**AIM:**
The material below should be written out in full and exactly; pictures stay out of the copy.

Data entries

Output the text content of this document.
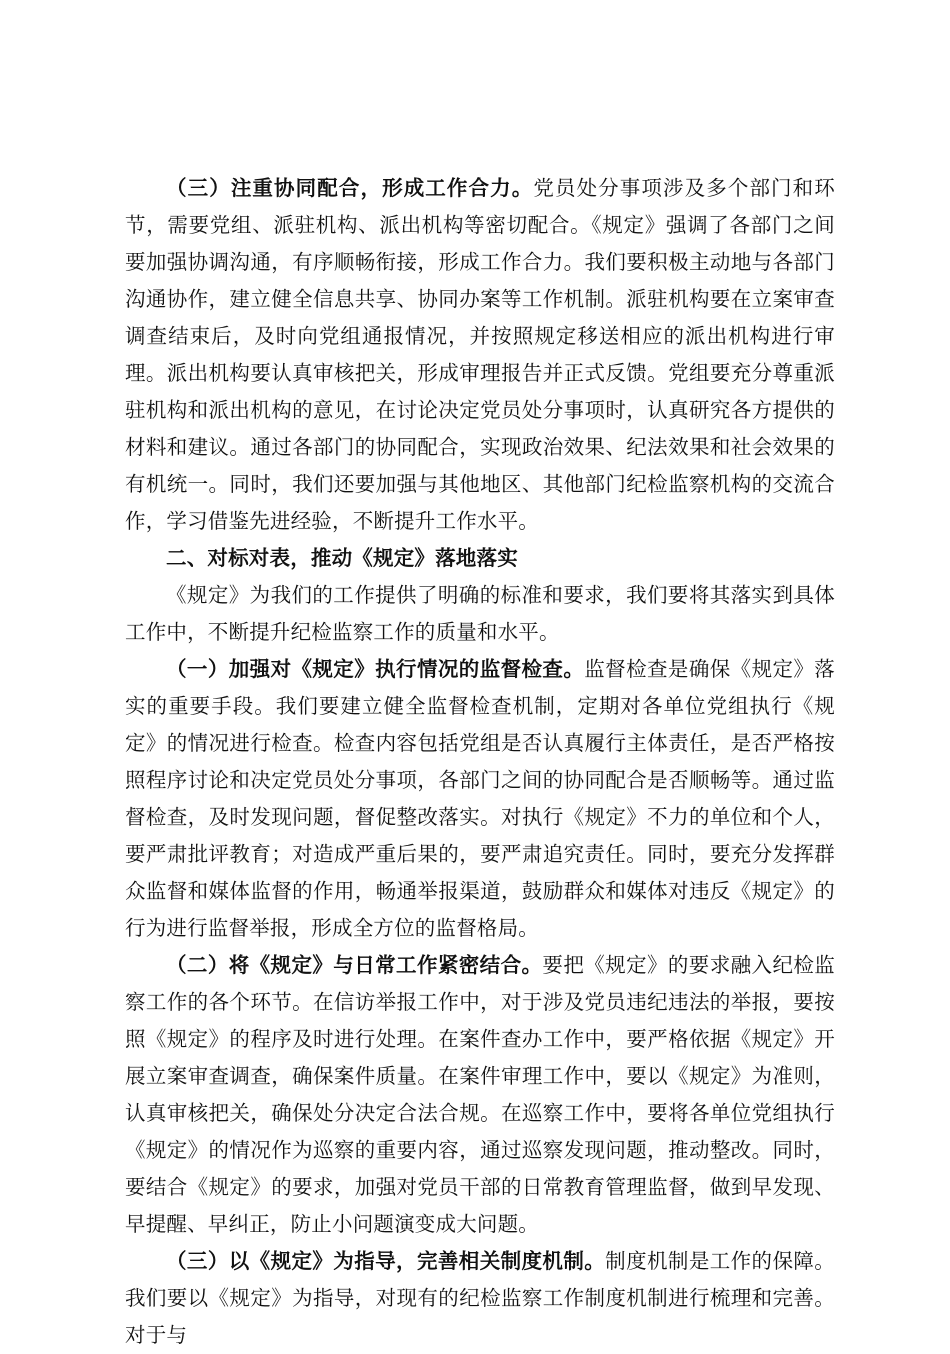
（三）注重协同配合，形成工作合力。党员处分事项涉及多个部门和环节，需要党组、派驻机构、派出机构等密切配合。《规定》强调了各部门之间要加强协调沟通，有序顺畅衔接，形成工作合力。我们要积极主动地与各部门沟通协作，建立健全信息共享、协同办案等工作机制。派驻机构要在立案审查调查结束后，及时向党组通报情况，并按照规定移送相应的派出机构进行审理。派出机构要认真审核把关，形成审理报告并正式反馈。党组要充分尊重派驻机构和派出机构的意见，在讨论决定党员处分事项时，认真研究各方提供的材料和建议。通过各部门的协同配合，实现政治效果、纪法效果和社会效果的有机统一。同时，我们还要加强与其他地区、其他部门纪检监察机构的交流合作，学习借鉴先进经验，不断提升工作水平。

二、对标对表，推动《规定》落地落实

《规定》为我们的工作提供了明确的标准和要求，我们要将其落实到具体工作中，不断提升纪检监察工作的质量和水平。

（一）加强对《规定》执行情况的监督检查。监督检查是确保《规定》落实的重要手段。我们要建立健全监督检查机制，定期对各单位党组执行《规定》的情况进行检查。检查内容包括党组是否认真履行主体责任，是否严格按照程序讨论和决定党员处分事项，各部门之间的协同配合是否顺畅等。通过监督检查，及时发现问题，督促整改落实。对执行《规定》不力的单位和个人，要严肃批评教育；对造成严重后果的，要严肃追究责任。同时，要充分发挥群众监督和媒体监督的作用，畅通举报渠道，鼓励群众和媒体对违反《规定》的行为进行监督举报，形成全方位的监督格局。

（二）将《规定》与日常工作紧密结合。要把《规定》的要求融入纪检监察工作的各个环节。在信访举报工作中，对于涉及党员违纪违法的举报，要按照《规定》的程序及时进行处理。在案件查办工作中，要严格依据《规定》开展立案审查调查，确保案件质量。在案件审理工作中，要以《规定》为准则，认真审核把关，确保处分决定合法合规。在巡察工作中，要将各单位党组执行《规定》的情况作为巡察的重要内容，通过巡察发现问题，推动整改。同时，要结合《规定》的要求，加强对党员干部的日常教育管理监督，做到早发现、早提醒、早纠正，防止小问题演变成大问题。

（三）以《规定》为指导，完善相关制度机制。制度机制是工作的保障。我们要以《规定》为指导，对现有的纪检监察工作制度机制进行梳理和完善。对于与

**RESPONSE TO THE TASK:**
Output the text content of this document.
（三）注重协同配合，形成工作合力。党员处分事项涉及多个部门和环节，需要党组、派驻机构、派出机构等密切配合。《规定》强调了各部门之间要加强协调沟通，有序顺畅衔接，形成工作合力。我们要积极主动地与各部门沟通协作，建立健全信息共享、协同办案等工作机制。派驻机构要在立案审查调查结束后，及时向党组通报情况，并按照规定移送相应的派出机构进行审理。派出机构要认真审核把关，形成审理报告并正式反馈。党组要充分尊重派驻机构和派出机构的意见，在讨论决定党员处分事项时，认真研究各方提供的材料和建议。通过各部门的协同配合，实现政治效果、纪法效果和社会效果的有机统一。同时，我们还要加强与其他地区、其他部门纪检监察机构的交流合作，学习借鉴先进经验，不断提升工作水平。

二、对标对表，推动《规定》落地落实

《规定》为我们的工作提供了明确的标准和要求，我们要将其落实到具体工作中，不断提升纪检监察工作的质量和水平。

（一）加强对《规定》执行情况的监督检查。监督检查是确保《规定》落实的重要手段。我们要建立健全监督检查机制，定期对各单位党组执行《规定》的情况进行检查。检查内容包括党组是否认真履行主体责任，是否严格按照程序讨论和决定党员处分事项，各部门之间的协同配合是否顺畅等。通过监督检查，及时发现问题，督促整改落实。对执行《规定》不力的单位和个人，要严肃批评教育；对造成严重后果的，要严肃追究责任。同时，要充分发挥群众监督和媒体监督的作用，畅通举报渠道，鼓励群众和媒体对违反《规定》的行为进行监督举报，形成全方位的监督格局。

（二）将《规定》与日常工作紧密结合。要把《规定》的要求融入纪检监察工作的各个环节。在信访举报工作中，对于涉及党员违纪违法的举报，要按照《规定》的程序及时进行处理。在案件查办工作中，要严格依据《规定》开展立案审查调查，确保案件质量。在案件审理工作中，要以《规定》为准则，认真审核把关，确保处分决定合法合规。在巡察工作中，要将各单位党组执行《规定》的情况作为巡察的重要内容，通过巡察发现问题，推动整改。同时，要结合《规定》的要求，加强对党员干部的日常教育管理监督，做到早发现、早提醒、早纠正，防止小问题演变成大问题。

（三）以《规定》为指导，完善相关制度机制。制度机制是工作的保障。我们要以《规定》为指导，对现有的纪检监察工作制度机制进行梳理和完善。对于与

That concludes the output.